::: Record extracts
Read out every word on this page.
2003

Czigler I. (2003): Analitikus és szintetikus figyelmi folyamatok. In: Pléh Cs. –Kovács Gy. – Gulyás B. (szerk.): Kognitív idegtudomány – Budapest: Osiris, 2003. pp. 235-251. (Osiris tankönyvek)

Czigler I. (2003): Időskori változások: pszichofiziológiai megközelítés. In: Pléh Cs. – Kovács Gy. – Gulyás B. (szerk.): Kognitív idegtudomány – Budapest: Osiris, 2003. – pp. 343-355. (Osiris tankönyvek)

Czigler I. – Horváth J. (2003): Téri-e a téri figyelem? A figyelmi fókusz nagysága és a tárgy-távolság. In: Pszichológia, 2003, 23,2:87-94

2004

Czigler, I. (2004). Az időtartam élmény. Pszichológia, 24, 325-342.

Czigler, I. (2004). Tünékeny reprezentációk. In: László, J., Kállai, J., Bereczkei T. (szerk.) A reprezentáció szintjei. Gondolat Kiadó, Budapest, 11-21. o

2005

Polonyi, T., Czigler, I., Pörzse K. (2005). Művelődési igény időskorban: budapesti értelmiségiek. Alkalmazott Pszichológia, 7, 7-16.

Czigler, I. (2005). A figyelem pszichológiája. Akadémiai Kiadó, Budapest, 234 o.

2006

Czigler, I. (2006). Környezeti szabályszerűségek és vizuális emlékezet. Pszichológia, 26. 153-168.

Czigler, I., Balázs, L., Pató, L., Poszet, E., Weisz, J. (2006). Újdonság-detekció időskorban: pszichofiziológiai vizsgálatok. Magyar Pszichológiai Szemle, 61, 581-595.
::::::
§ **Exercise task**: Gather up the lines containing the word "Kiadó" from these records and copy them.

§ **The answer**:
Czigler, I. (2004). Tünékeny reprezentációk. In: László, J., Kállai, J., Bereczkei T. (szerk.) A reprezentáció szintjei. Gondolat Kiadó, Budapest, 11-21. o
Czigler, I. (2005). A figyelem pszichológiája. Akadémiai Kiadó, Budapest, 234 o.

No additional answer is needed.